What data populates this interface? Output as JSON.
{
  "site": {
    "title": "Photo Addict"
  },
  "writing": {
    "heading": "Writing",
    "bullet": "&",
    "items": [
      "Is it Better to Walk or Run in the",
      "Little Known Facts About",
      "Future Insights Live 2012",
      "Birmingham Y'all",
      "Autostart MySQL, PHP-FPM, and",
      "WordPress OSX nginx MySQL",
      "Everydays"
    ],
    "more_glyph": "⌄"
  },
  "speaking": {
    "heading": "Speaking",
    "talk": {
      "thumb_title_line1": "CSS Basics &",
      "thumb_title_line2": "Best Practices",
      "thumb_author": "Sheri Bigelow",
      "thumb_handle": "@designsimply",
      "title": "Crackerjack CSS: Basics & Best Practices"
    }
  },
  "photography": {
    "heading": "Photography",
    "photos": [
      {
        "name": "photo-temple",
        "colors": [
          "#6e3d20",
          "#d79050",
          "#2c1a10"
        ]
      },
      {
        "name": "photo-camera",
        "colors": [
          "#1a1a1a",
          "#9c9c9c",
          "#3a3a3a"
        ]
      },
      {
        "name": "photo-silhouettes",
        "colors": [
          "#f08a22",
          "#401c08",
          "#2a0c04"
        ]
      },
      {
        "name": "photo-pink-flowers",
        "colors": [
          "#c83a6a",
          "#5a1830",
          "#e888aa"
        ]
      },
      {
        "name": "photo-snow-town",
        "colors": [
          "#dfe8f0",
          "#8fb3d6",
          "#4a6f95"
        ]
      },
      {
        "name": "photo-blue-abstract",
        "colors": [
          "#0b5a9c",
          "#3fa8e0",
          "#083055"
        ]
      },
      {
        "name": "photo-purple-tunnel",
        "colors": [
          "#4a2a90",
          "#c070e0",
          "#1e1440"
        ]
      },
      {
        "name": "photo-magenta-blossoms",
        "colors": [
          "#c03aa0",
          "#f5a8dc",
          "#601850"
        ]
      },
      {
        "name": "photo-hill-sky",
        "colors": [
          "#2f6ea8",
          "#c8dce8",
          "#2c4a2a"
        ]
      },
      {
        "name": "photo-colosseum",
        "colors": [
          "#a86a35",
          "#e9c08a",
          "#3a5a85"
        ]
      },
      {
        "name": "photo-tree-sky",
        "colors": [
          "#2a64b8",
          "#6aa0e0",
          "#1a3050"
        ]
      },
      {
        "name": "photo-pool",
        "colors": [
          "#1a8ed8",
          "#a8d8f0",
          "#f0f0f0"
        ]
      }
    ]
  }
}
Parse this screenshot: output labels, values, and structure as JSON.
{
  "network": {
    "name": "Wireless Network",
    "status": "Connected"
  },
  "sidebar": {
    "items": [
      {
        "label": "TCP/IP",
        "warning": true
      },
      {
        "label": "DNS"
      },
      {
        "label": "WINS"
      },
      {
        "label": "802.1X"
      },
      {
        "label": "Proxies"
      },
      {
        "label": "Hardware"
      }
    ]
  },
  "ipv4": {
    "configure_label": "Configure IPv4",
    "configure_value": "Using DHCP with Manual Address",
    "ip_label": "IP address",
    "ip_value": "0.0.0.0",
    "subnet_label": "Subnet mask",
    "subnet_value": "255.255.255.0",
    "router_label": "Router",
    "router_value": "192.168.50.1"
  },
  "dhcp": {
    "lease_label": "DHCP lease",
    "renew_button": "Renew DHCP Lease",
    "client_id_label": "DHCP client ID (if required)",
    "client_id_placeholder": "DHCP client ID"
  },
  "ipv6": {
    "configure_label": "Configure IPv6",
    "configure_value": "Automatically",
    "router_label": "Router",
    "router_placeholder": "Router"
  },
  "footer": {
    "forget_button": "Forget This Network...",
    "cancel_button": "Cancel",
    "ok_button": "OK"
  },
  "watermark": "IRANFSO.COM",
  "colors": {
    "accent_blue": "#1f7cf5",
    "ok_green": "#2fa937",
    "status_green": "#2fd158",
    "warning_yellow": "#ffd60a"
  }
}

....................

* **Exercise goal**: Tell how many lines in the material above include the word "Best", giving the number only.

* **Response to this exercise**: 2